• **Job**:
Transcribe the records in full, keeping every character as it is.

• • • •

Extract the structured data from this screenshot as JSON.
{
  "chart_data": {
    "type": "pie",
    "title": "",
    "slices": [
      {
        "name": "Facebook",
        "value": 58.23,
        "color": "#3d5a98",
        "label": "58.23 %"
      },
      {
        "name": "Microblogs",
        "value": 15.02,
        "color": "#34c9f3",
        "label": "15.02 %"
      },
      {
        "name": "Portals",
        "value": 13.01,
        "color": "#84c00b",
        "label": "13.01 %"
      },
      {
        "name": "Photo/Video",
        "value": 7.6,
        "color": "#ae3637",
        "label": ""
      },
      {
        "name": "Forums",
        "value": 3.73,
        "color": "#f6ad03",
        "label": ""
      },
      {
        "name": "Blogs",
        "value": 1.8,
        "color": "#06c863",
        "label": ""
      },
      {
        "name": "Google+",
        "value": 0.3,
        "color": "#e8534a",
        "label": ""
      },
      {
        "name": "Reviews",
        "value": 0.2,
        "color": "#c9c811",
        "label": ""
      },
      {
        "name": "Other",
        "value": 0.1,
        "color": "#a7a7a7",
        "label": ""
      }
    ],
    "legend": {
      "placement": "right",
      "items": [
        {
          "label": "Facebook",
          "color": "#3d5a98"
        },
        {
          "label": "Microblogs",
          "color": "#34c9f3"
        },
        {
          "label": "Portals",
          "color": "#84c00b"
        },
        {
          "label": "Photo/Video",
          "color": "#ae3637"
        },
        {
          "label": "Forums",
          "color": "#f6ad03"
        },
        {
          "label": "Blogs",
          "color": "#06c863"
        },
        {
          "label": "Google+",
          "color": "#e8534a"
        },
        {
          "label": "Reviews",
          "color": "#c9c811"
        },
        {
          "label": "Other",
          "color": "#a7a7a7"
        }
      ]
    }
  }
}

• • • •

• **Exercise response**:
Extract the structured data from this screenshot as JSON.
{
  "chart_data": {
    "type": "pie",
    "title": "",
    "slices": [
      {
        "name": "Facebook",
        "value": 58.23,
        "color": "#3d5a98",
        "label": "58.23 %"
      },
      {
        "name": "Microblogs",
        "value": 15.02,
        "color": "#34c9f3",
        "label": "15.02 %"
      },
      {
        "name": "Portals",
        "value": 13.01,
        "color": "#84c00b",
        "label": "13.01 %"
      },
      {
        "name": "Photo/Video",
        "value": 7.6,
        "color": "#ae3637",
        "label": ""
      },
      {
        "name": "Forums",
        "value": 3.73,
        "color": "#f6ad03",
        "label": ""
      },
      {
        "name": "Blogs",
        "value": 1.8,
        "color": "#06c863",
        "label": ""
      },
      {
        "name": "Google+",
        "value": 0.3,
        "color": "#e8534a",
        "label": ""
      },
      {
        "name": "Reviews",
        "value": 0.2,
        "color": "#c9c811",
        "label": ""
      },
      {
        "name": "Other",
        "value": 0.1,
        "color": "#a7a7a7",
        "label": ""
      }
    ],
    "legend": {
      "placement": "right",
      "items": [
        {
          "label": "Facebook",
          "color": "#3d5a98"
        },
        {
          "label": "Microblogs",
          "color": "#34c9f3"
        },
        {
          "label": "Portals",
          "color": "#84c00b"
        },
        {
          "label": "Photo/Video",
          "color": "#ae3637"
        },
        {
          "label": "Forums",
          "color": "#f6ad03"
        },
        {
          "label": "Blogs",
          "color": "#06c863"
        },
        {
          "label": "Google+",
          "color": "#e8534a"
        },
        {
          "label": "Reviews",
          "color": "#c9c811"
        },
        {
          "label": "Other",
          "color": "#a7a7a7"
        }
      ]
    }
  }
}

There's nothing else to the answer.